What needs to be done
Write each line out exactly, leaving none out.

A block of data

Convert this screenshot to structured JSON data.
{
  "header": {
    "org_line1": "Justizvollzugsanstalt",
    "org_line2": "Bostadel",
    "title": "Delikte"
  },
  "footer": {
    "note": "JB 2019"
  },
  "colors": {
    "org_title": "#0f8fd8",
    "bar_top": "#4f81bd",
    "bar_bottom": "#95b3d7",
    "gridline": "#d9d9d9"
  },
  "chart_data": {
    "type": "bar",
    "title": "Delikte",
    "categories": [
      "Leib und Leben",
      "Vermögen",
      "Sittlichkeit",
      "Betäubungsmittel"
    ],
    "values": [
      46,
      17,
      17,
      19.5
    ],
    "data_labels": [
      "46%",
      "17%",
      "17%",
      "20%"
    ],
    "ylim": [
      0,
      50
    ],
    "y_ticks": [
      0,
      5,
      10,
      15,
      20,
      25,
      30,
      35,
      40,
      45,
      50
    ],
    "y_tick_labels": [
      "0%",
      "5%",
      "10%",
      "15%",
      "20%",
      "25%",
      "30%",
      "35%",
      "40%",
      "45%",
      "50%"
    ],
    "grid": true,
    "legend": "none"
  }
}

Written answer
Convert this screenshot to structured JSON data.
{
  "header": {
    "org_line1": "Justizvollzugsanstalt",
    "org_line2": "Bostadel",
    "title": "Delikte"
  },
  "footer": {
    "note": "JB 2019"
  },
  "colors": {
    "org_title": "#0f8fd8",
    "bar_top": "#4f81bd",
    "bar_bottom": "#95b3d7",
    "gridline": "#d9d9d9"
  },
  "chart_data": {
    "type": "bar",
    "title": "Delikte",
    "categories": [
      "Leib und Leben",
      "Vermögen",
      "Sittlichkeit",
      "Betäubungsmittel"
    ],
    "values": [
      46,
      17,
      17,
      19.5
    ],
    "data_labels": [
      "46%",
      "17%",
      "17%",
      "20%"
    ],
    "ylim": [
      0,
      50
    ],
    "y_ticks": [
      0,
      5,
      10,
      15,
      20,
      25,
      30,
      35,
      40,
      45,
      50
    ],
    "y_tick_labels": [
      "0%",
      "5%",
      "10%",
      "15%",
      "20%",
      "25%",
      "30%",
      "35%",
      "40%",
      "45%",
      "50%"
    ],
    "grid": true,
    "legend": "none"
  }
}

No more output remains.